**Work to complete:**
All entries are to be given again verbatim.

**Available records:**
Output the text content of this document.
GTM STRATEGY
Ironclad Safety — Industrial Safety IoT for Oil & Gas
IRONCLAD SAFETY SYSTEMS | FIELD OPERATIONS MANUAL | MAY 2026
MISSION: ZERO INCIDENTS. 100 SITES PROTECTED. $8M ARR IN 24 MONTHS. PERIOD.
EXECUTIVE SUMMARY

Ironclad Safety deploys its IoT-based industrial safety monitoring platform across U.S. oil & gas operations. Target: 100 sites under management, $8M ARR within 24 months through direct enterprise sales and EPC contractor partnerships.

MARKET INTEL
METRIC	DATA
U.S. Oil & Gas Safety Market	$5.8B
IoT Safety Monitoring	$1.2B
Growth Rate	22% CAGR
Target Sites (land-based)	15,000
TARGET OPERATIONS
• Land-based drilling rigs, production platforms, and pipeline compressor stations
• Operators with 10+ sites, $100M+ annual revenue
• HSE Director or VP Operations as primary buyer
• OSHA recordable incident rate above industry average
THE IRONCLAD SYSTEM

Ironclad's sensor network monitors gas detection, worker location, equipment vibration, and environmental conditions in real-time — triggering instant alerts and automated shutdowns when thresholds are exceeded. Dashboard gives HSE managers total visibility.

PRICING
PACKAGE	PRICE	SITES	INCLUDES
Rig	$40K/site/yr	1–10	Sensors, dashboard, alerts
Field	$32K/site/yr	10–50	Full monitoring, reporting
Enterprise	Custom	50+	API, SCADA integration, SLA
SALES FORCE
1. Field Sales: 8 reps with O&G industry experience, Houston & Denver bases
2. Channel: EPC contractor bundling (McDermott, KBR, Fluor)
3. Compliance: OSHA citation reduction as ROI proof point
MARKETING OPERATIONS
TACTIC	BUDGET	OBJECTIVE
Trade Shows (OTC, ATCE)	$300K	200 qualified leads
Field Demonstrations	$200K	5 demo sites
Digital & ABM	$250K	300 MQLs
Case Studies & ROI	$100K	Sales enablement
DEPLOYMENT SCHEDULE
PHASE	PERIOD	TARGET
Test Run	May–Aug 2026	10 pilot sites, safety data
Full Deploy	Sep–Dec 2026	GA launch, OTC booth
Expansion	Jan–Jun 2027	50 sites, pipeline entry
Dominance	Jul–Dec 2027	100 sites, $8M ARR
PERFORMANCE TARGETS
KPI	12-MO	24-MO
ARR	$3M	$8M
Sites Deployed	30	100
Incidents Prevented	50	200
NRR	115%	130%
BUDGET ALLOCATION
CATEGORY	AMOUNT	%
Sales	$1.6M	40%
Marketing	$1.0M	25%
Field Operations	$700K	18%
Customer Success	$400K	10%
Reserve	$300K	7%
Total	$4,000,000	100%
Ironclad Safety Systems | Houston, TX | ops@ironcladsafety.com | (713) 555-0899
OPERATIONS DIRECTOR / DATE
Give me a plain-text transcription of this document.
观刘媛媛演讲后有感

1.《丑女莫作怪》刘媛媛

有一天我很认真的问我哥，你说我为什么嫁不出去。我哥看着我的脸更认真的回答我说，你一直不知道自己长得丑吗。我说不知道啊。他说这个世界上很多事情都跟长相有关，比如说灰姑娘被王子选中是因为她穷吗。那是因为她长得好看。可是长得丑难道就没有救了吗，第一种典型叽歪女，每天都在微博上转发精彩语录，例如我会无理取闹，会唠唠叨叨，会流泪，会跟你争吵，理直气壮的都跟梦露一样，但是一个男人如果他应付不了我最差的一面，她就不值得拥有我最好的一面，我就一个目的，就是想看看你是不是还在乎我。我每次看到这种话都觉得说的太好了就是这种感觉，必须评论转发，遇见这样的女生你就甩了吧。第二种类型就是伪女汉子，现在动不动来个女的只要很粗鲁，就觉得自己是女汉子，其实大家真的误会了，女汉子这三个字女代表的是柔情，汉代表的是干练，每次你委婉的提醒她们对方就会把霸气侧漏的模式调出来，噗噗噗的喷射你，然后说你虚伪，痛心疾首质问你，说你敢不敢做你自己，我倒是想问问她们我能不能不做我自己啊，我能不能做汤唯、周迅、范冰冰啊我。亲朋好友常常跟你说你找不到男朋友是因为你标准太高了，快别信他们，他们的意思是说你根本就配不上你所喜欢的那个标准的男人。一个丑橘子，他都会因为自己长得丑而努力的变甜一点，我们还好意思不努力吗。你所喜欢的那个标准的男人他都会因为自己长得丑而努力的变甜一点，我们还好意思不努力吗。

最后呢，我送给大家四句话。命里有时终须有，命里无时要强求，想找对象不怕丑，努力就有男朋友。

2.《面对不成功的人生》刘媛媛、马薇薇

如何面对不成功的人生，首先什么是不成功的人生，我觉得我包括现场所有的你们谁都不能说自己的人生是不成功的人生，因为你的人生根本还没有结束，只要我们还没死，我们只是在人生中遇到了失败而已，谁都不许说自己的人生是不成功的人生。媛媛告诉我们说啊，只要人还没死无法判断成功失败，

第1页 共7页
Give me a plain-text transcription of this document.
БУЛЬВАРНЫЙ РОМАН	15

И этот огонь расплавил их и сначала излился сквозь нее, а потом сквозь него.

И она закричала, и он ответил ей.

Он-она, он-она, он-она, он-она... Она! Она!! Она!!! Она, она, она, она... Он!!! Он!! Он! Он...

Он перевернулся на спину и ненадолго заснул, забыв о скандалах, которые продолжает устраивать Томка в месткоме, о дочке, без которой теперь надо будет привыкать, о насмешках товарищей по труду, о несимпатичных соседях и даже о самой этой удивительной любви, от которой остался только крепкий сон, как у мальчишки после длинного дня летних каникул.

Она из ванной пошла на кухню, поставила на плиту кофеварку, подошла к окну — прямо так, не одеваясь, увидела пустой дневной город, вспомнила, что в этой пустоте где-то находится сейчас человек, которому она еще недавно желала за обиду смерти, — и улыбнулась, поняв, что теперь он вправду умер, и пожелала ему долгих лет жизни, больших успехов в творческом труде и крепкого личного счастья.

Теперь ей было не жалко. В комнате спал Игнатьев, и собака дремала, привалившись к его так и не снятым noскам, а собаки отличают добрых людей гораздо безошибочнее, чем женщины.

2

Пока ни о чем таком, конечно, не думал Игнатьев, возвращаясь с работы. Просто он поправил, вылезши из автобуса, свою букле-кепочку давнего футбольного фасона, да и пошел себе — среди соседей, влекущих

**Result of the exercise:**
Output the text content of this document.
GTM STRATEGY
Ironclad Safety — Industrial Safety IoT for Oil & Gas
IRONCLAD SAFETY SYSTEMS | FIELD OPERATIONS MANUAL | MAY 2026
MISSION: ZERO INCIDENTS. 100 SITES PROTECTED. $8M ARR IN 24 MONTHS. PERIOD.
EXECUTIVE SUMMARY

Ironclad Safety deploys its IoT-based industrial safety monitoring platform across U.S. oil & gas operations. Target: 100 sites under management, $8M ARR within 24 months through direct enterprise sales and EPC contractor partnerships.

MARKET INTEL
METRIC	DATA
U.S. Oil & Gas Safety Market	$5.8B
IoT Safety Monitoring	$1.2B
Growth Rate	22% CAGR
Target Sites (land-based)	15,000
TARGET OPERATIONS
• Land-based drilling rigs, production platforms, and pipeline compressor stations
• Operators with 10+ sites, $100M+ annual revenue
• HSE Director or VP Operations as primary buyer
• OSHA recordable incident rate above industry average
THE IRONCLAD SYSTEM

Ironclad's sensor network monitors gas detection, worker location, equipment vibration, and environmental conditions in real-time — triggering instant alerts and automated shutdowns when thresholds are exceeded. Dashboard gives HSE managers total visibility.

PRICING
PACKAGE	PRICE	SITES	INCLUDES
Rig	$40K/site/yr	1–10	Sensors, dashboard, alerts
Field	$32K/site/yr	10–50	Full monitoring, reporting
Enterprise	Custom	50+	API, SCADA integration, SLA
SALES FORCE
1. Field Sales: 8 reps with O&G industry experience, Houston & Denver bases
2. Channel: EPC contractor bundling (McDermott, KBR, Fluor)
3. Compliance: OSHA citation reduction as ROI proof point
MARKETING OPERATIONS
TACTIC	BUDGET	OBJECTIVE
Trade Shows (OTC, ATCE)	$300K	200 qualified leads
Field Demonstrations	$200K	5 demo sites
Digital & ABM	$250K	300 MQLs
Case Studies & ROI	$100K	Sales enablement
DEPLOYMENT SCHEDULE
PHASE	PERIOD	TARGET
Test Run	May–Aug 2026	10 pilot sites, safety data
Full Deploy	Sep–Dec 2026	GA launch, OTC booth
Expansion	Jan–Jun 2027	50 sites, pipeline entry
Dominance	Jul–Dec 2027	100 sites, $8M ARR
PERFORMANCE TARGETS
KPI	12-MO	24-MO
ARR	$3M	$8M
Sites Deployed	30	100
Incidents Prevented	50	200
NRR	115%	130%
BUDGET ALLOCATION
CATEGORY	AMOUNT	%
Sales	$1.6M	40%
Marketing	$1.0M	25%
Field Operations	$700K	18%
Customer Success	$400K	10%
Reserve	$300K	7%
Total	$4,000,000	100%
Ironclad Safety Systems | Houston, TX | ops@ironcladsafety.com | (713) 555-0899
OPERATIONS DIRECTOR / DATE
Give me a plain-text transcription of this document.
观刘媛媛演讲后有感

1.《丑女莫作怪》刘媛媛

有一天我很认真的问我哥，你说我为什么嫁不出去。我哥看着我的脸更认真的回答我说，你一直不知道自己长得丑吗。我说不知道啊。他说这个世界上很多事情都跟长相有关，比如说灰姑娘被王子选中是因为她穷吗。那是因为她长得好看。可是长得丑难道就没有救了吗，第一种典型叽歪女，每天都在微博上转发精彩语录，例如我会无理取闹，会唠唠叨叨，会流泪，会跟你争吵，理直气壮的都跟梦露一样，但是一个男人如果他应付不了我最差的一面，她就不值得拥有我最好的一面，我就一个目的，就是想看看你是不是还在乎我。我每次看到这种话都觉得说的太好了就是这种感觉，必须评论转发，遇见这样的女生你就甩了吧。第二种类型就是伪女汉子，现在动不动来个女的只要很粗鲁，就觉得自己是女汉子，其实大家真的误会了，女汉子这三个字女代表的是柔情，汉代表的是干练，每次你委婉的提醒她们对方就会把霸气侧漏的模式调出来，噗噗噗的喷射你，然后说你虚伪，痛心疾首质问你，说你敢不敢做你自己，我倒是想问问她们我能不能不做我自己啊，我能不能做汤唯、周迅、范冰冰啊我。亲朋好友常常跟你说你找不到男朋友是因为你标准太高了，快别信他们，他们的意思是说你根本就配不上你所喜欢的那个标准的男人。一个丑橘子，他都会因为自己长得丑而努力的变甜一点，我们还好意思不努力吗。你所喜欢的那个标准的男人他都会因为自己长得丑而努力的变甜一点，我们还好意思不努力吗。

最后呢，我送给大家四句话。命里有时终须有，命里无时要强求，想找对象不怕丑，努力就有男朋友。

2.《面对不成功的人生》刘媛媛、马薇薇

如何面对不成功的人生，首先什么是不成功的人生，我觉得我包括现场所有的你们谁都不能说自己的人生是不成功的人生，因为你的人生根本还没有结束，只要我们还没死，我们只是在人生中遇到了失败而已，谁都不许说自己的人生是不成功的人生。媛媛告诉我们说啊，只要人还没死无法判断成功失败，

第1页 共7页
Give me a plain-text transcription of this document.
БУЛЬВАРНЫЙ РОМАН	15

И этот огонь расплавил их и сначала излился сквозь нее, а потом сквозь него.

И она закричала, и он ответил ей.

Он-она, он-она, он-она, он-она... Она! Она!! Она!!! Она, она, она, она... Он!!! Он!! Он! Он...

Он перевернулся на спину и ненадолго заснул, забыв о скандалах, которые продолжает устраивать Томка в месткоме, о дочке, без которой теперь надо будет привыкать, о насмешках товарищей по труду, о несимпатичных соседях и даже о самой этой удивительной любви, от которой остался только крепкий сон, как у мальчишки после длинного дня летних каникул.

Она из ванной пошла на кухню, поставила на плиту кофеварку, подошла к окну — прямо так, не одеваясь, увидела пустой дневной город, вспомнила, что в этой пустоте где-то находится сейчас человек, которому она еще недавно желала за обиду смерти, — и улыбнулась, поняв, что теперь он вправду умер, и пожелала ему долгих лет жизни, больших успехов в творческом труде и крепкого личного счастья.

Теперь ей было не жалко. В комнате спал Игнатьев, и собака дремала, привалившись к его так и не снятым noскам, а собаки отличают добрых людей гораздо безошибочнее, чем женщины.

2

Пока ни о чем таком, конечно, не думал Игнатьев, возвращаясь с работы. Просто он поправил, вылезши из автобуса, свою букле-кепочку давнего футбольного фасона, да и пошел себе — среди соседей, влекущих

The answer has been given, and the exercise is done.